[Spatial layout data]

***

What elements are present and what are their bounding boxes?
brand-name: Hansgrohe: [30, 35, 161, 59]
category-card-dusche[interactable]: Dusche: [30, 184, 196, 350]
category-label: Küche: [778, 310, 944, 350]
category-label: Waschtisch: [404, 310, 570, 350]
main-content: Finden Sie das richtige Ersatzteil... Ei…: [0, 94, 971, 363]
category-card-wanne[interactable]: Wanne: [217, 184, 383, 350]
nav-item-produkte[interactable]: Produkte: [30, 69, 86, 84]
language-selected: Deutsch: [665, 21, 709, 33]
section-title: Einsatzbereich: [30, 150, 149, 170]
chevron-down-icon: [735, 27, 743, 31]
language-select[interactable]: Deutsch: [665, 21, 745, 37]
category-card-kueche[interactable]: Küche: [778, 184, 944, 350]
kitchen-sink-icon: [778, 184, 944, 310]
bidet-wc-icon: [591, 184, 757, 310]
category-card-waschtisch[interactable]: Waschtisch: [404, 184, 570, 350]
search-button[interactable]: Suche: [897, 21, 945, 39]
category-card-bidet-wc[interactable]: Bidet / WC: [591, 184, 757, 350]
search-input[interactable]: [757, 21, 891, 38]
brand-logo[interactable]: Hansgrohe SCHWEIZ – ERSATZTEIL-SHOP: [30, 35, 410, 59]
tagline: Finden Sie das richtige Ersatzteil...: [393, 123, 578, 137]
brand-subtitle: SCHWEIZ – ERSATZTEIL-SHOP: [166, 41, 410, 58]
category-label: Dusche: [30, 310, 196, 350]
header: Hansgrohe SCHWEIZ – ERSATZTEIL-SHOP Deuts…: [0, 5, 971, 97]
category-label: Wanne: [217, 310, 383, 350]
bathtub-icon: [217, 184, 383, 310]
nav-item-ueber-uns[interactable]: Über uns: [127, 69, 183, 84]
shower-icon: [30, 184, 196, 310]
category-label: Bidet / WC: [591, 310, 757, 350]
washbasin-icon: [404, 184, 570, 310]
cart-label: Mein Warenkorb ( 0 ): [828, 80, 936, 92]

***

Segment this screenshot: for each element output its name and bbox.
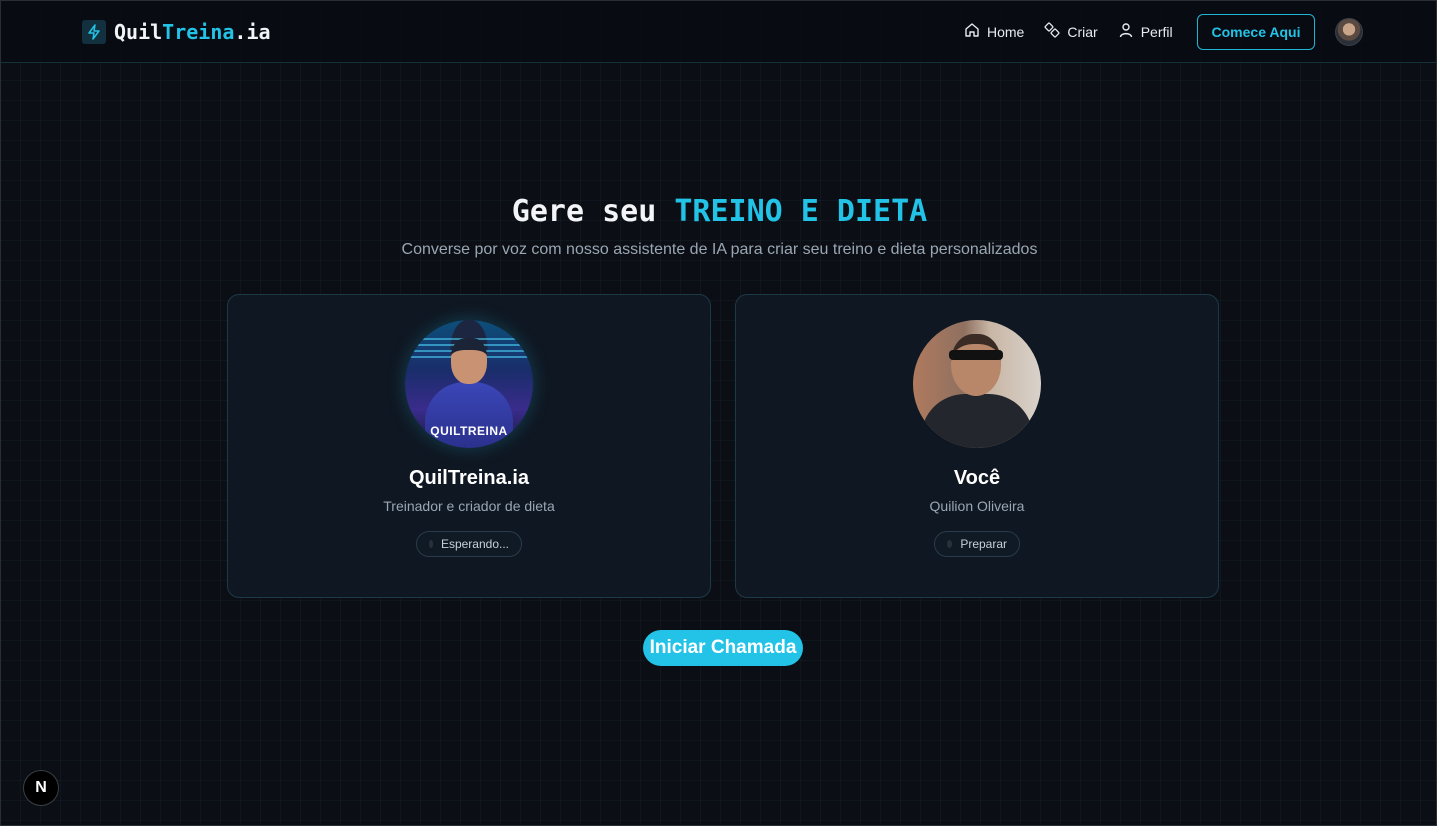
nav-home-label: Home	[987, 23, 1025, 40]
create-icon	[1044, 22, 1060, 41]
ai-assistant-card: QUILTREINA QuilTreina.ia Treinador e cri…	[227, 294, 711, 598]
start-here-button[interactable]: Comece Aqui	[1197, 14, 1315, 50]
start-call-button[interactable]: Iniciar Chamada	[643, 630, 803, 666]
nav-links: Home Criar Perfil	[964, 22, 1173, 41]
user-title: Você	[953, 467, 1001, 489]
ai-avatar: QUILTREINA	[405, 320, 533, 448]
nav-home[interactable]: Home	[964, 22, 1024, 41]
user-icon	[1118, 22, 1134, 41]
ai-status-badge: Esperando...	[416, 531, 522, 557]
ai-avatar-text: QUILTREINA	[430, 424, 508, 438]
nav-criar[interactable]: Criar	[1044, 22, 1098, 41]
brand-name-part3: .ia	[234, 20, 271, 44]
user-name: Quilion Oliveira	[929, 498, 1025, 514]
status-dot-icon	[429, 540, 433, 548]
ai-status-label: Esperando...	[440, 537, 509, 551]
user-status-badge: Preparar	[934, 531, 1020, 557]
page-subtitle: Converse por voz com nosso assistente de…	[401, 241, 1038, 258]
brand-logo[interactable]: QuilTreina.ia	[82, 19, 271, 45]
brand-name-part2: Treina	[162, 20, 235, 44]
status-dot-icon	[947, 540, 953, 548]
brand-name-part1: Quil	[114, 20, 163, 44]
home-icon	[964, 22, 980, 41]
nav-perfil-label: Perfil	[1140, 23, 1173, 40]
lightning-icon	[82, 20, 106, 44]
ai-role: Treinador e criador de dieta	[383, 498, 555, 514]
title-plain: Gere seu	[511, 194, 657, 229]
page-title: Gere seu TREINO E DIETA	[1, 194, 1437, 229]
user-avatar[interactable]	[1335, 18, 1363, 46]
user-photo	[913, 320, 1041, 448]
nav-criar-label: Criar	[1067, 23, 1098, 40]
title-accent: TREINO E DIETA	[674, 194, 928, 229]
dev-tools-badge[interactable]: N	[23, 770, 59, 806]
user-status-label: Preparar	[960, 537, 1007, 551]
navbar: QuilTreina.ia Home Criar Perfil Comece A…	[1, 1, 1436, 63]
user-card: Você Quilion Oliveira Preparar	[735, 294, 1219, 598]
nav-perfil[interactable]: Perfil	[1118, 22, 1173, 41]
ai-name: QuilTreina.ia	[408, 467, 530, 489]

***

DIRECTIONS FOR THIS TASK: Output, unchanged, the rows from the line with "23, 1025, 40]" to the line with "320, 1041, 448]", including both of those lines.

RESULT BELOW:
nav-home-label: Home	[987, 23, 1025, 40]
create-icon	[1044, 22, 1060, 41]
ai-assistant-card: QUILTREINA QuilTreina.ia Treinador e cri…	[227, 294, 711, 598]
start-here-button[interactable]: Comece Aqui	[1197, 14, 1315, 50]
start-call-button[interactable]: Iniciar Chamada	[643, 630, 803, 666]
nav-links: Home Criar Perfil	[964, 22, 1173, 41]
user-title: Você	[953, 467, 1001, 489]
ai-avatar: QUILTREINA	[405, 320, 533, 448]
nav-home[interactable]: Home	[964, 22, 1024, 41]
user-icon	[1118, 22, 1134, 41]
ai-status-badge: Esperando...	[416, 531, 522, 557]
ai-avatar-text: QUILTREINA	[430, 424, 508, 438]
nav-criar[interactable]: Criar	[1044, 22, 1098, 41]
brand-name-part3: .ia	[234, 20, 271, 44]
user-name: Quilion Oliveira	[929, 498, 1025, 514]
status-dot-icon	[429, 540, 433, 548]
ai-status-label: Esperando...	[440, 537, 509, 551]
user-status-badge: Preparar	[934, 531, 1020, 557]
page-subtitle: Converse por voz com nosso assistente de…	[401, 241, 1038, 258]
brand-logo[interactable]: QuilTreina.ia	[82, 19, 271, 45]
brand-name-part2: Treina	[162, 20, 235, 44]
status-dot-icon	[947, 540, 953, 548]
brand-name-part1: Quil	[114, 20, 163, 44]
home-icon	[964, 22, 980, 41]
nav-perfil-label: Perfil	[1140, 23, 1173, 40]
lightning-icon	[82, 20, 106, 44]
ai-role: Treinador e criador de dieta	[383, 498, 555, 514]
title-plain: Gere seu	[511, 194, 657, 229]
page-title: Gere seu TREINO E DIETA	[1, 194, 1437, 229]
user-avatar[interactable]	[1335, 18, 1363, 46]
user-photo	[913, 320, 1041, 448]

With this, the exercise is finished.